How many lines of the data hold the word "Reviewed"? State the number and nothing else.

Stored data entries:
'''

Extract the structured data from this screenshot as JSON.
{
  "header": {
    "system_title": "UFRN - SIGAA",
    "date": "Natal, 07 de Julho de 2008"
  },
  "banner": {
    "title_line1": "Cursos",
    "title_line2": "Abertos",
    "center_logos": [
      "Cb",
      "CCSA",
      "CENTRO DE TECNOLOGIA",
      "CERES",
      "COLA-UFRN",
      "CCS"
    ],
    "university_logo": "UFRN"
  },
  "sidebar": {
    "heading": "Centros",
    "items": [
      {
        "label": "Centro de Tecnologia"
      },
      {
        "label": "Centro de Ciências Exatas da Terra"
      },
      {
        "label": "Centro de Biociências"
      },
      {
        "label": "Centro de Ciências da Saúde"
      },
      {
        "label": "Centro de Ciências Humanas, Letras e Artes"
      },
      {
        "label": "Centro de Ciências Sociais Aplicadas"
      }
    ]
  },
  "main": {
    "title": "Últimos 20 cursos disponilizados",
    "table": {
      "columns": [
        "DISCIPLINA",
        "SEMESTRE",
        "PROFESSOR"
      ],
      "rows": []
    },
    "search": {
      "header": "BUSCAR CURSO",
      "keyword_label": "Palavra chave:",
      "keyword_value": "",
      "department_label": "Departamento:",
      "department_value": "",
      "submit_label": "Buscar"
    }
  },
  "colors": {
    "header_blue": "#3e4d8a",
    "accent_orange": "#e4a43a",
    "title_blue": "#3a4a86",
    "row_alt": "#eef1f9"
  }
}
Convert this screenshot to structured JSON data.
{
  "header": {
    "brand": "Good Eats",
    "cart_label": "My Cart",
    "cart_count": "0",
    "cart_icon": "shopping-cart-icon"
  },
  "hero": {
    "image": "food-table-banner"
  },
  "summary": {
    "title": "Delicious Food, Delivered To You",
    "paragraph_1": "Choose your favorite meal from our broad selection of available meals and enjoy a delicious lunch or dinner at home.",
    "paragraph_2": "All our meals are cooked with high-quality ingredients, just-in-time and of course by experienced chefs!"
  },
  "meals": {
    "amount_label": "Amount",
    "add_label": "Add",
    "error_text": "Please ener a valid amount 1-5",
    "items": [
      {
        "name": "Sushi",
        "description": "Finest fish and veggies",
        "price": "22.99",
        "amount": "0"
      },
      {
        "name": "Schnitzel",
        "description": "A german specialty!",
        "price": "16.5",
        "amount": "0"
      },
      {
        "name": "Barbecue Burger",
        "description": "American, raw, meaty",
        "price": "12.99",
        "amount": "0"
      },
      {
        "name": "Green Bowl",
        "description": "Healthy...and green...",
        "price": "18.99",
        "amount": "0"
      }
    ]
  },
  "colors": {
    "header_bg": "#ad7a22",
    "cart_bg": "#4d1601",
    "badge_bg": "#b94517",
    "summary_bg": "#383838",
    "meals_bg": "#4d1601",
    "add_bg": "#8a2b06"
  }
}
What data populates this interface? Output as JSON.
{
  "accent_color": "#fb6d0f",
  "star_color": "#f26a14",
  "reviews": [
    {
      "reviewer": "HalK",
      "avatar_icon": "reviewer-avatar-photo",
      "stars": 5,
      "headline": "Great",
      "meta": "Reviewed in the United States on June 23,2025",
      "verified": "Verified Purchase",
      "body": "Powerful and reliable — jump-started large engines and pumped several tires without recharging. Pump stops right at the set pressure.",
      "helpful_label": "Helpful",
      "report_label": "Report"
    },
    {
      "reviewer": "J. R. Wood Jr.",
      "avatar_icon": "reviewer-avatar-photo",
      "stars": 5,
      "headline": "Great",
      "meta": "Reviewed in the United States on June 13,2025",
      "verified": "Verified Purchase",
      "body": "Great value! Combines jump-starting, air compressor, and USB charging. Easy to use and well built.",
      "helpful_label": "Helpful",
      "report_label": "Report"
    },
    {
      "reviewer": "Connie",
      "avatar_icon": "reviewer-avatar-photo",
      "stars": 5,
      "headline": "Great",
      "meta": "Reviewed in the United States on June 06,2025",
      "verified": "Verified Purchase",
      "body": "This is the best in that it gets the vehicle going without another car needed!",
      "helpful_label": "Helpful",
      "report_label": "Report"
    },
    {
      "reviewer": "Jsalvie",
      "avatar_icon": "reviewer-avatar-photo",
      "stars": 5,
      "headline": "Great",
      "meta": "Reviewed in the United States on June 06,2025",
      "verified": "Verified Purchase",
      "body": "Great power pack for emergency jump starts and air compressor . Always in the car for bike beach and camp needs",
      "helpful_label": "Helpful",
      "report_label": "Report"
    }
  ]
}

'''

| RESULT OF THE TASK |
4